What to produce
Pick out each line in these entries that contains the string "F₁全为红色鳞茎洋葱".

Data section

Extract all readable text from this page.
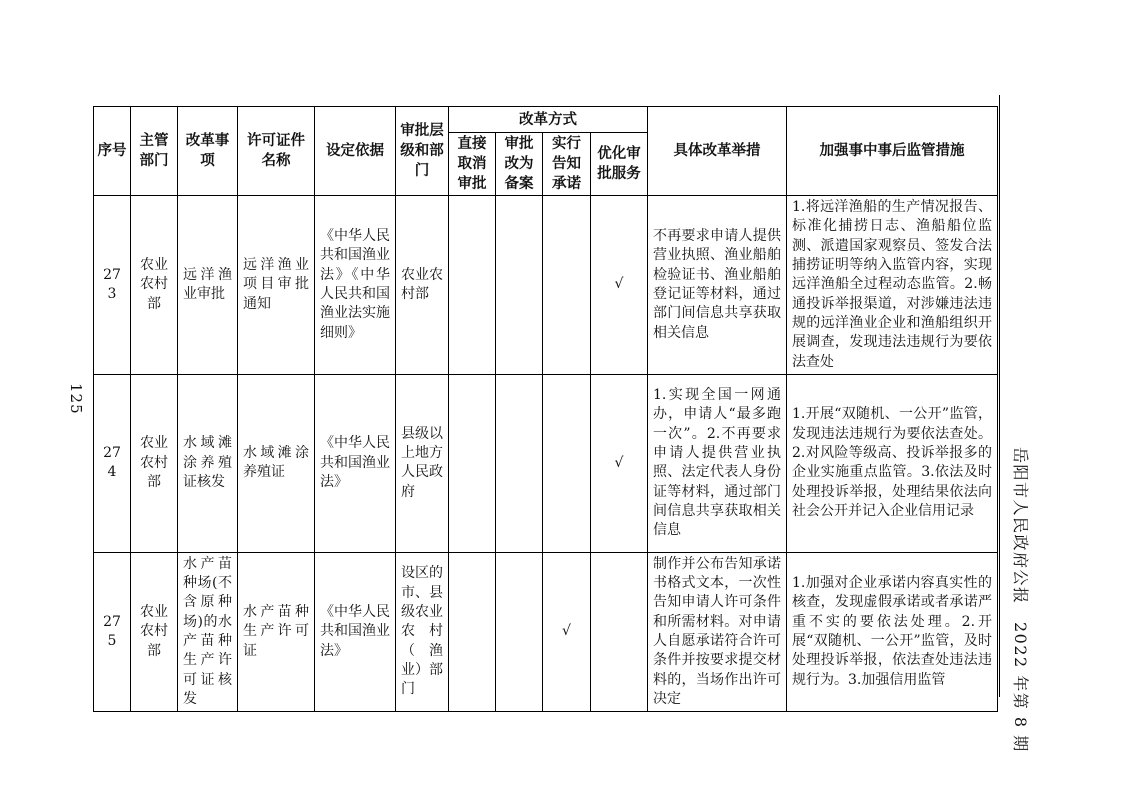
125
岳阳市人民政府公报　2022 年第 8 期
序号	主管部门	改革事项	许可证件名称	设定依据	审批层级和部门	改革方式				具体改革举措	加强事中事后监管措施
						直接取消审批	审批改为备案	实行告知承诺	优化审批服务		
273	农业农村部	远洋渔业审批	远洋渔业项目审批通知	《中华人民共和国渔业法》《中华人民共和国渔业法实施细则》	农业农村部				√	不再要求申请人提供营业执照、渔业船舶检验证书、渔业船舶登记证等材料，通过部门间信息共享获取相关信息	1.将远洋渔船的生产情况报告、标准化捕捞日志、渔船船位监测、派遣国家观察员、签发合法捕捞证明等纳入监管内容，实现远洋渔船全过程动态监管。2.畅通投诉举报渠道，对涉嫌违法违规的远洋渔业企业和渔船组织开展调查，发现违法违规行为要依法查处
274	农业农村部	水域滩涂养殖证核发	水域滩涂养殖证	《中华人民共和国渔业法》	县级以上地方人民政府				√	1.实现全国一网通办，申请人“最多跑一次”。2.不再要求申请人提供营业执照、法定代表人身份证等材料，通过部门间信息共享获取相关信息	1.开展“双随机、一公开”监管，发现违法违规行为要依法查处。2.对风险等级高、投诉举报多的企业实施重点监管。3.依法及时处理投诉举报，处理结果依法向社会公开并记入企业信用记录
275	农业农村部	水产苗种场(不含原种场)的水产苗种生产许可证核发	水产苗种生产许可证	《中华人民共和国渔业法》	设区的市、县级农业农村（渔业）部门			√		制作并公布告知承诺书格式文本，一次性告知申请人许可条件和所需材料。对申请人自愿承诺符合许可条件并按要求提交材料的，当场作出许可决定	1.加强对企业承诺内容真实性的核查，发现虚假承诺或者承诺严重不实的要依法处理。2.开展“双随机、一公开”监管，及时处理投诉举报，依法查处违法违规行为。3.加强信用监管
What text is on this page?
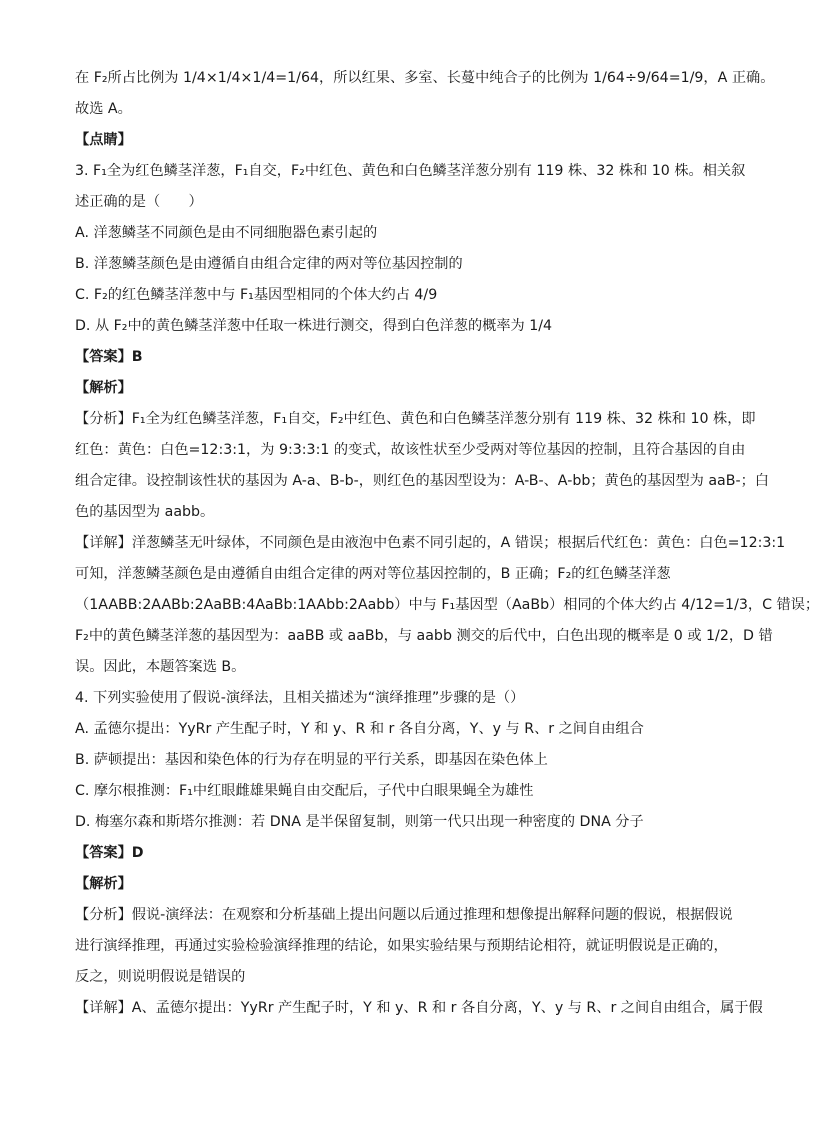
在 F₂所占比例为 1/4×1/4×1/4=1/64，所以红果、多室、长蔓中纯合子的比例为 1/64÷9/64=1/9，A 正确。
故选 A。
【点睛】
3. F₁全为红色鳞茎洋葱，F₁自交，F₂中红色、黄色和白色鳞茎洋葱分别有 119 株、32 株和 10 株。相关叙
述正确的是（　　）
A. 洋葱鳞茎不同颜色是由不同细胞器色素引起的
B. 洋葱鳞茎颜色是由遵循自由组合定律的两对等位基因控制的
C. F₂的红色鳞茎洋葱中与 F₁基因型相同的个体大约占 4/9
D. 从 F₂中的黄色鳞茎洋葱中任取一株进行测交，得到白色洋葱的概率为 1/4
【答案】B
【解析】
【分析】F₁全为红色鳞茎洋葱，F₁自交，F₂中红色、黄色和白色鳞茎洋葱分别有 119 株、32 株和 10 株，即
红色：黄色：白色=12:3:1，为 9:3:3:1 的变式，故该性状至少受两对等位基因的控制，且符合基因的自由
组合定律。设控制该性状的基因为 A-a、B-b-，则红色的基因型设为：A-B-、A-bb；黄色的基因型为 aaB-；白
色的基因型为 aabb。
【详解】洋葱鳞茎无叶绿体，不同颜色是由液泡中色素不同引起的，A 错误；根据后代红色：黄色：白色=12:3:1
可知，洋葱鳞茎颜色是由遵循自由组合定律的两对等位基因控制的，B 正确；F₂的红色鳞茎洋葱
（1AABB:2AABb:2AaBB:4AaBb:1AAbb:2Aabb）中与 F₁基因型（AaBb）相同的个体大约占 4/12=1/3，C 错误；
F₂中的黄色鳞茎洋葱的基因型为：aaBB 或 aaBb，与 aabb 测交的后代中，白色出现的概率是 0 或 1/2，D 错
误。因此，本题答案选 B。
4. 下列实验使用了假说-演绎法，且相关描述为“演绎推理”步骤的是（）
A. 孟德尔提出：YyRr 产生配子时，Y 和 y、R 和 r 各自分离，Y、y 与 R、r 之间自由组合
B. 萨顿提出：基因和染色体的行为存在明显的平行关系，即基因在染色体上
C. 摩尔根推测：F₁中红眼雌雄果蝇自由交配后，子代中白眼果蝇全为雄性
D. 梅塞尔森和斯塔尔推测：若 DNA 是半保留复制，则第一代只出现一种密度的 DNA 分子
【答案】D
【解析】
【分析】假说-演绎法：在观察和分析基础上提出问题以后通过推理和想像提出解释问题的假说，根据假说
进行演绎推理，再通过实验检验演绎推理的结论，如果实验结果与预期结论相符，就证明假说是正确的，
反之，则说明假说是错误的
【详解】A、孟德尔提出：YyRr 产生配子时，Y 和 y、R 和 r 各自分离，Y、y 与 R、r 之间自由组合，属于假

Solution to the problem
3. F₁全为红色鳞茎洋葱，F₁自交，F₂中红色、黄色和白色鳞茎洋葱分别有 119 株、32 株和 10 株。相关叙
【分析】F₁全为红色鳞茎洋葱，F₁自交，F₂中红色、黄色和白色鳞茎洋葱分别有 119 株、32 株和 10 株，即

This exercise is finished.